**Source text:**
Right now it’s just an actor blueprint placed in the level. For some items, I just expose a day/night reference, and set it, but for others, I am forced to use ‘Get All Actors of Class’ if they are spawned in the level at run-time.

Yeah, the ‘GetAllActorsOfClass’ approach is kind of ugly, and also not very efficient. That said, the simplest way to solve your issue would be to just do that within the BeginPlay of a blueprint, and store the result in a variable on the blueprint. Then everywhere else in the blueprint, you just access the cached version in the variable.

Another approach would involve storing the master reference to your object somewhere global, such as in a variable on GameMode/GameState. That variable could be set on level start using ‘GetAllActorsOfClass’, or alternatively, you could not place the actor at all and just have the GameMode spawn it in its BeginPlay, and store the result.
Then you would use a blueprint function library, which you can create either in blueprint or in C++, to provide easy access. Just add a function called ‘GetNightAndDay’, which calls GetGameMode -> Cast To MyGameMode -> Get Night & Day Variable. You can then invoke that function from any blueprint, and won’t need to cast.

So I can set up a function in a function library that pure casts, and it will only cast the first time due to it being pure?

**Provided records:**
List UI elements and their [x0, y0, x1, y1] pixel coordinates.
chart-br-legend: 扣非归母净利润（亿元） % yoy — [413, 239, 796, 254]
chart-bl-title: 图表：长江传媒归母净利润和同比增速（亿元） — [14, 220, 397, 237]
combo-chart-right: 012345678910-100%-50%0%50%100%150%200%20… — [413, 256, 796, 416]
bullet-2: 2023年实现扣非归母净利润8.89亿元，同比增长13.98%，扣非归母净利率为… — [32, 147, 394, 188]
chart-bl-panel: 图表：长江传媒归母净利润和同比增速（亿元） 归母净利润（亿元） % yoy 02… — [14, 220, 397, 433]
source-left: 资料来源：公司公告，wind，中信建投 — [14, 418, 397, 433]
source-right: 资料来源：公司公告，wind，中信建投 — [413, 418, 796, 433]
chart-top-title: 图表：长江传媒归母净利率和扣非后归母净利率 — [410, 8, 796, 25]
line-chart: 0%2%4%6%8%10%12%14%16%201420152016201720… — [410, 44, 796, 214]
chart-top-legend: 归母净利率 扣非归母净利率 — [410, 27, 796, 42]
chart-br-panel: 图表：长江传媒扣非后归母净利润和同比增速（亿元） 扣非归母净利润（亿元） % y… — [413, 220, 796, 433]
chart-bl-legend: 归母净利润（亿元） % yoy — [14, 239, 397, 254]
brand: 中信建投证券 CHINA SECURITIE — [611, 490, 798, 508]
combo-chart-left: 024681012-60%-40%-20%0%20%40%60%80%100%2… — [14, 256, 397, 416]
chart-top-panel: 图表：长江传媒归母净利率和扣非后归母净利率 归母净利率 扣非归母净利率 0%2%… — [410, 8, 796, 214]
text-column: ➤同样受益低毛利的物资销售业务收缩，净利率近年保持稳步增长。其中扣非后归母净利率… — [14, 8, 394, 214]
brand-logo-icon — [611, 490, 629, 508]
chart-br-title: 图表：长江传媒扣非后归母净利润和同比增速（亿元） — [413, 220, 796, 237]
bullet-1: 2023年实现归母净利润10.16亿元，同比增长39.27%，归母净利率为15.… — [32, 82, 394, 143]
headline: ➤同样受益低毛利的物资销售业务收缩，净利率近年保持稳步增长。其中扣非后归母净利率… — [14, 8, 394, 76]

**Explore the material:**
1. In the day/night actor discussion, what is the simplest way offered to avoid repeated 'GetAllActorsOfClass' calls?
2. Resume the day/night actor discussion after its final question.
The data comes from a different source than the day/night actor discussion.

**Outputs by task:**
1. Call it once in the blueprint's BeginPlay and store the result in a variable that the rest of the blueprint then uses.

2.
Sorry, when I said you won’t need to cast, I meant that you won’t have to add a cast node in every blueprint from which you want to access the object, since it will be casted in the function library and returned as the specific type you are after. The cast node will still have to be processed on each call though, since you can’t store any state in a function library.

I thought you were asking from an ease of use point of view. Maybe I misunderstood, are you in fact concerned about performance? If so, you really shouldn’t be. Doing a cast is pretty light, you’d have to be accessing the object inside a loop inside a tick function for it to even start to be an issue. In that unlikely case, you’d just cache it in a local variable first.

I am indeed concerned about performance, as there can be thousands or possible tens of thousands of items being placed. There are also many things pre-placed in the level, and it can be a hassle to go through each one of them and pick the day/night actor from the level as a reference. Optimally, I would have a ‘Get Day/Night’, just like ‘Get Player Controller’ that returns a reference. I am willing to work in C++ in order to accomplish what I need, I just don’t know where to look.

I’d create a custom GameInstance class, add a static var and assign the target object to it once; right after scene is loaded.
That way I’d have to call *GetAllActorsOfClass() + cast a single time when the level is loaded.
*

Well, if performance is genuinely an issue, there won’t be any other approach that can compete with just caching a reference in a blueprint’s BeginPlay.

That said, I think if you have thousands of items all needing to access the night and day object in their tick (or a high frequency timer) then you probably have a more fundamental design issue. Casting is not going to be the cause of your performance bottleneck.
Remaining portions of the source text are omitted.